→ **LATIHAN**:
Sunting teks tentang korban lumpur Lapindo dengan menuliskan kembali bagiannya, mulai dari "Ada juga warga" dan terus sampai "Jalan tengah?", lalu ganti "kangkung" dengan "bayam".

→ **TEKS YANG DIBERIKAN**:

Ada juga warga yang berkasnya ‘diblokir’ oknum aparat desa sebab mereka tidak mau menuruti adanya pungutan 25 persen sehingga BPLS (Badan Penanggulangan Lumpur Sidoarjo) tidak berani meneruskan prosesnya. Ada juga sengketa perbedaan tafsir jenis tanah yang menurut dokumennya tanah pekarangan tapi menurut kenyataan separoh rumah dan separoh dibuat tempat menamam kangkung (ditafsir sawah).

Ada pula warga yang resah sebab ada pengurus desa atau kelurahan atau pengurus kelompok warga yang meminta ‘uang jasa’ 0,5 persen. Ada juga sedikit warga yang ‘berbelanja perhiasan dan kendaraan’ setelah memperoleh pembayaran uang muka 20 persen. Dan lain-lain, kisahnya tidak sesederhana yang diberitakan media, tidak semesra apa yang digambarkan oleh iklan-iklan Lapindo di media.

Jalan tengah?

Warga kini dibelit masalah baru, yaitu: MLJ tidak lagi tunduk pada skema Perpres No. 14/2007. MLJ tidak mau membayar cash and carry (C&C) sesuai klausul PIJB dan Perpres No. 14/2007. Alasannya, tanah nonsertifikat (Petok D dan Letter C) tidak dapat di-dibuatkan akte jual beli (di-AJB-kan) karena berbenturan dengan aturan UU No. 5/1960 (UUPA).

Atas dalih tersebut, maka muncullah skema baru di luar PIJB yang telah ditandatangani MLJ dan korban lumpur Lapindo, yaitu: cash and resettlement (C&R). Skema C&R itu disusun dalam Nota Kesepahaman tanggal 25 Juni 2008 antara MLJ, pengurus GKLL, perwakilan warga dan Emha Ainun Nadjib yang dinyatakan dalam nota tersebut sebagai penggagas pendekatan budaya. Dalam skema ini, pembayaran uang muka 20 persen yang telah dilakukan MLJ kepada warga dihibahkan kepada penerimanya. Selanjutnya, MLJ hanya mau membayar harga rumah atau bangunan milik warga yang terendam lumpur. Sedangkan tanahnya tidak dibeli, tapi diganti dengan tanah di tempat lain. Inilah yang dianggap sebagai ‘jalan tengah’ sebagai bentuk win win solution.

→ **CATATAN YANG DISEDIAKAN**:
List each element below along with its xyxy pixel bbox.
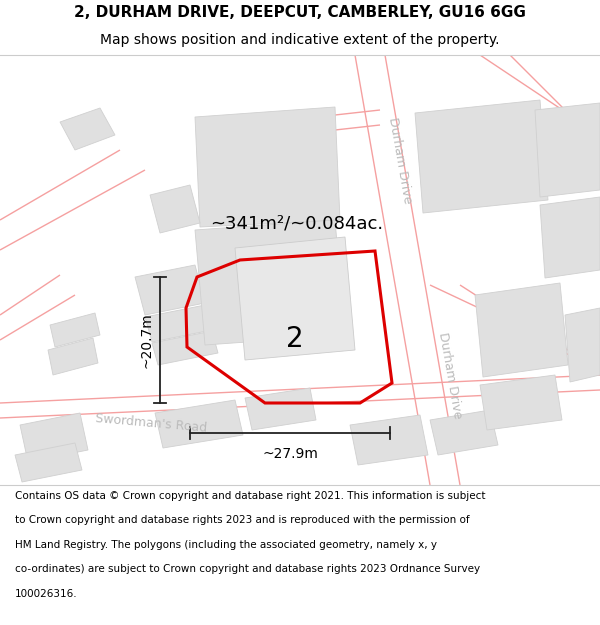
Text: co-ordinates) are subject to Crown copyright and database rights 2023 Ordnance S: co-ordinates) are subject to Crown copyr… (15, 564, 480, 574)
Text: ~341m²/~0.084ac.: ~341m²/~0.084ac. (210, 215, 383, 233)
Text: 100026316.: 100026316. (15, 589, 77, 599)
Text: Durham Drive: Durham Drive (436, 331, 464, 419)
Polygon shape (195, 220, 345, 345)
Polygon shape (150, 185, 200, 233)
Text: ~20.7m: ~20.7m (140, 312, 154, 368)
Text: Durham Drive: Durham Drive (386, 116, 414, 204)
Polygon shape (50, 313, 100, 347)
Polygon shape (20, 413, 88, 462)
Polygon shape (15, 443, 82, 482)
Polygon shape (415, 100, 548, 213)
Polygon shape (60, 108, 115, 150)
Polygon shape (152, 331, 218, 365)
Text: Map shows position and indicative extent of the property.: Map shows position and indicative extent… (100, 32, 500, 47)
Polygon shape (195, 107, 340, 227)
Polygon shape (535, 103, 600, 197)
Polygon shape (350, 415, 428, 465)
Polygon shape (145, 305, 212, 342)
Polygon shape (565, 308, 600, 382)
Polygon shape (430, 410, 498, 455)
Text: 2, DURHAM DRIVE, DEEPCUT, CAMBERLEY, GU16 6GG: 2, DURHAM DRIVE, DEEPCUT, CAMBERLEY, GU1… (74, 4, 526, 19)
Text: Contains OS data © Crown copyright and database right 2021. This information is : Contains OS data © Crown copyright and d… (15, 491, 485, 501)
Polygon shape (480, 375, 562, 430)
Polygon shape (155, 400, 243, 448)
Polygon shape (540, 197, 600, 278)
Text: HM Land Registry. The polygons (including the associated geometry, namely x, y: HM Land Registry. The polygons (includin… (15, 539, 437, 549)
Text: ~27.9m: ~27.9m (262, 447, 318, 461)
Text: to Crown copyright and database rights 2023 and is reproduced with the permissio: to Crown copyright and database rights 2… (15, 515, 470, 525)
Polygon shape (245, 388, 316, 430)
Text: 2: 2 (286, 325, 304, 353)
Polygon shape (475, 283, 568, 377)
Polygon shape (135, 265, 205, 315)
Text: Swordman's Road: Swordman's Road (95, 412, 208, 434)
Polygon shape (48, 338, 98, 375)
Polygon shape (235, 237, 355, 360)
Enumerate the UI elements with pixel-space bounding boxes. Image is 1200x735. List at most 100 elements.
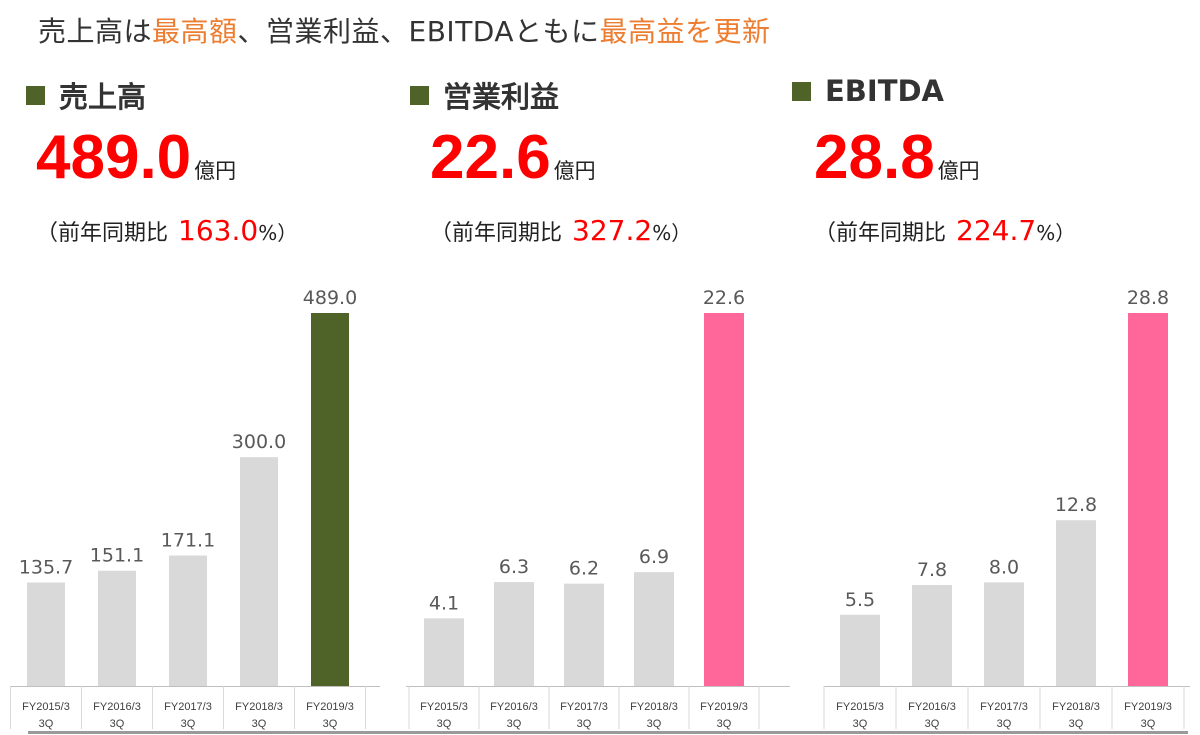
x-tick-label-line2: 3Q [39,718,54,730]
data-label: 6.2 [569,558,599,580]
yoy-value: 327.2 [572,214,653,247]
yoy-value: 224.7 [956,214,1037,247]
bottom-divider [28,731,1188,734]
bar [634,572,674,686]
data-label: 6.3 [499,556,529,578]
data-label: 300.0 [232,431,286,453]
data-label: 28.8 [1127,287,1169,309]
operating-profit-bar-chart: 4.1 FY2015/3 3Q 6.3 FY2016/3 3Q 6.2 FY2017/3 3Q 6… [406,287,790,730]
data-label: 151.1 [90,545,144,567]
metric-value: 22.6 [430,123,551,192]
data-label: 5.5 [845,589,875,611]
x-tick-label-line2: 3Q [997,718,1012,730]
x-tick-label-line2: 3Q [717,718,732,730]
metric-header: 売上高 [26,74,146,116]
x-tick-label: FY2019/3 [306,701,354,713]
data-label: 4.1 [429,592,459,614]
metric-unit: 億円 [194,159,237,183]
bar [1128,313,1168,686]
data-label: 22.6 [703,287,745,309]
metric-header: EBITDA [792,74,944,108]
data-label: 12.8 [1055,494,1097,516]
x-tick-label: FY2016/3 [490,701,538,713]
yoy-prefix: （前年同期比 [814,221,947,246]
bar [1056,520,1096,686]
yoy-value: 163.0 [178,214,259,247]
metric-value: 489.0 [36,123,192,192]
x-tick-label: FY2016/3 [908,701,956,713]
headline-value: 489.0 億円 [36,122,236,193]
data-label: 135.7 [19,556,73,578]
square-bullet-icon [26,85,45,105]
yoy-suffix: %） [1036,221,1076,245]
x-tick-label: FY2015/3 [836,701,884,713]
yoy-suffix: %） [652,221,692,245]
yoy-suffix: %） [258,221,298,245]
yoy-line: （前年同期比 163.0%） [36,214,297,247]
metric-unit: 億円 [937,159,980,183]
x-tick-label: FY2015/3 [22,701,70,713]
x-tick-label-line2: 3Q [577,718,592,730]
x-tick-label: FY2018/3 [235,701,283,713]
square-bullet-icon [410,85,429,105]
x-tick-label-line2: 3Q [252,718,267,730]
x-tick-label-line2: 3Q [181,718,196,730]
ebitda-bar-chart: 5.5 FY2015/3 3Q 7.8 FY2016/3 3Q 8.0 FY2017/3 3Q 1… [823,287,1190,730]
metric-value: 28.8 [814,123,935,192]
x-tick-label: FY2019/3 [1124,701,1172,713]
x-tick-label-line2: 3Q [110,718,125,730]
x-tick-label: FY2015/3 [420,701,468,713]
data-label: 7.8 [917,559,947,581]
x-tick-label-line2: 3Q [647,718,662,730]
title-highlight-2: 最高益を更新 [599,15,771,48]
x-tick-label: FY2017/3 [164,701,212,713]
bar [311,313,349,686]
bar [840,614,880,686]
metric-name: EBITDA [825,74,945,108]
yoy-prefix: （前年同期比 [36,221,169,246]
yoy-prefix: （前年同期比 [430,221,563,246]
metric-name: 営業利益 [443,80,560,114]
x-tick-label: FY2018/3 [630,701,678,713]
bar [424,618,464,686]
data-label: 489.0 [303,287,357,309]
x-tick-label: FY2017/3 [560,701,608,713]
headline-value: 22.6 億円 [430,122,596,193]
x-tick-label-line2: 3Q [925,718,940,730]
data-label: 8.0 [989,556,1019,578]
bar [27,582,65,686]
metric-header: 営業利益 [410,74,559,116]
x-tick-label-line2: 3Q [1141,718,1156,730]
yoy-line: （前年同期比 327.2%） [430,214,691,247]
data-label: 171.1 [161,529,215,551]
x-tick-label: FY2018/3 [1052,701,1100,713]
yoy-line: （前年同期比 224.7%） [814,214,1075,247]
page-title: 売上高は最高額、営業利益、EBITDAともに最高益を更新 [38,10,771,50]
headline-value: 28.8 億円 [814,122,980,193]
square-bullet-icon [792,81,811,101]
bar [240,457,278,686]
metric-unit: 億円 [553,159,596,183]
panel-operating-profit: 営業利益 22.6 億円 （前年同期比 327.2%） 4.1 FY2015/3 3Q 6… [398,0,793,735]
x-tick-label-line2: 3Q [1069,718,1084,730]
x-tick-label: FY2019/3 [700,701,748,713]
bar [169,555,207,686]
panel-ebitda: EBITDA 28.8 億円 （前年同期比 224.7%） 5.5 FY2015/3 3… [792,0,1200,735]
x-tick-label-line2: 3Q [853,718,868,730]
x-tick-label: FY2017/3 [980,701,1028,713]
bar [912,584,952,686]
revenue-bar-chart: 135.7 FY2015/3 3Q 151.1 FY2016/3 3Q 171.1 FY201… [10,287,380,730]
panel-revenue: 売上高 489.0 億円 （前年同期比 163.0%） 135.7 FY2015/3 3… [0,0,395,735]
x-tick-label-line2: 3Q [437,718,452,730]
data-label: 6.9 [639,546,669,568]
x-tick-label-line2: 3Q [507,718,522,730]
bar [704,313,744,686]
title-part-3: 、営業利益、EBITDAともに [237,15,600,48]
title-highlight-1: 最高額 [152,15,238,48]
title-part-1: 売上高は [38,15,153,48]
bar [98,570,136,686]
x-tick-label-line2: 3Q [323,718,338,730]
bar [564,583,604,686]
bar [494,582,534,686]
x-tick-label: FY2016/3 [93,701,141,713]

→ **JAWABAN LATIHAN**:
Ada juga warga yang berkasnya ‘diblokir’ oknum aparat desa sebab mereka tidak mau menuruti adanya pungutan 25 persen sehingga BPLS (Badan Penanggulangan Lumpur Sidoarjo) tidak berani meneruskan prosesnya. Ada juga sengketa perbedaan tafsir jenis tanah yang menurut dokumennya tanah pekarangan tapi menurut kenyataan separoh rumah dan separoh dibuat tempat menamam bayam (ditafsir sawah).

Ada pula warga yang resah sebab ada pengurus desa atau kelurahan atau pengurus kelompok warga yang meminta ‘uang jasa’ 0,5 persen. Ada juga sedikit warga yang ‘berbelanja perhiasan dan kendaraan’ setelah memperoleh pembayaran uang muka 20 persen. Dan lain-lain, kisahnya tidak sesederhana yang diberitakan media, tidak semesra apa yang digambarkan oleh iklan-iklan Lapindo di media.

Jalan tengah?